■ Problem to work on
Where a line of the listing below includes the word "более", reproduce that line.

######

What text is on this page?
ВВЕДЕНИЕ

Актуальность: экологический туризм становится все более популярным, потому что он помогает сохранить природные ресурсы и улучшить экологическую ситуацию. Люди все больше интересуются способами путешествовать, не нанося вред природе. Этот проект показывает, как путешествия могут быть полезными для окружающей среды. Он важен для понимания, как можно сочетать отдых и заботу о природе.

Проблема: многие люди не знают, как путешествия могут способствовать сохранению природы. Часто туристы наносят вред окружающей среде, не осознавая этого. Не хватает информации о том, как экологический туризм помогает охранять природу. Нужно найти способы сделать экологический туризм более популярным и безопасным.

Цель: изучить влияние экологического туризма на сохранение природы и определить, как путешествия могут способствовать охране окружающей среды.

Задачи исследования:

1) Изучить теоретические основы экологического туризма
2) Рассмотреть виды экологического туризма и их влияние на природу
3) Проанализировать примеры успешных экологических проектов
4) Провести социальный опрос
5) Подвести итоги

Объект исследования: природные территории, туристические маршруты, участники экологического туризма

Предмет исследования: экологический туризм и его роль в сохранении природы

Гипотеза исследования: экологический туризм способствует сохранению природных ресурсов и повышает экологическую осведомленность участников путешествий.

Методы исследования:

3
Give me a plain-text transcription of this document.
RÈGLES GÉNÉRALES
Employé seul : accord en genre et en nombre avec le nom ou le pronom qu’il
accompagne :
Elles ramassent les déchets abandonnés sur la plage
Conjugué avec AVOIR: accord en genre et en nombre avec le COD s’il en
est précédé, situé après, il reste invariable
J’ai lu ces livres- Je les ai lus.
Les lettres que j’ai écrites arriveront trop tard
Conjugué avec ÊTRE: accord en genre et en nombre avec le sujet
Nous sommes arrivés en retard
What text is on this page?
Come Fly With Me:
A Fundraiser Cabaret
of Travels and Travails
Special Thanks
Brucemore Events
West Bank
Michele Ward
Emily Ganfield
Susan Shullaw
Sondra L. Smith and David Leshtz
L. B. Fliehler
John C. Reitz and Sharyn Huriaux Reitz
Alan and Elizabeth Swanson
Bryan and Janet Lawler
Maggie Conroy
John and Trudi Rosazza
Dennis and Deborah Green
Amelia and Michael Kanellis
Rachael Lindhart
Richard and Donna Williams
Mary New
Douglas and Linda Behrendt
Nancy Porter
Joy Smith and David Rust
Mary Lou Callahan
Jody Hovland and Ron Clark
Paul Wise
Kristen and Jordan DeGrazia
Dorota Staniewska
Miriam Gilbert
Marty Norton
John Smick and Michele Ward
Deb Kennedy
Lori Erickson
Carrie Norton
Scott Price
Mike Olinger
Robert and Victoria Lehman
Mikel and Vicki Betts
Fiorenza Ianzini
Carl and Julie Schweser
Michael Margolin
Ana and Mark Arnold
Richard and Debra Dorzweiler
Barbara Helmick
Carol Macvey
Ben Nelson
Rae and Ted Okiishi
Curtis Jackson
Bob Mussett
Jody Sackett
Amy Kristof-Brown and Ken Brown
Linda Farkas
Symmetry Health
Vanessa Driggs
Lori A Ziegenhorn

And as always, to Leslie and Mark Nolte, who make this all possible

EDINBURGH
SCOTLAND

######

■ Task output
Актуальность: экологический туризм становится все более популярным, потому что он помогает сохранить природные ресурсы и улучшить экологическую ситуацию. Люди все больше интересуются способами путешествовать, не нанося вред природе. Этот проект показывает, как путешествия могут быть полезными для окружающей среды. Он важен для понимания, как можно сочетать отдых и заботу о природе.
Проблема: многие люди не знают, как путешествия могут способствовать сохранению природы. Часто туристы наносят вред окружающей среде, не осознавая этого. Не хватает информации о том, как экологический туризм помогает охранять природу. Нужно найти способы сделать экологический туризм более популярным и безопасным.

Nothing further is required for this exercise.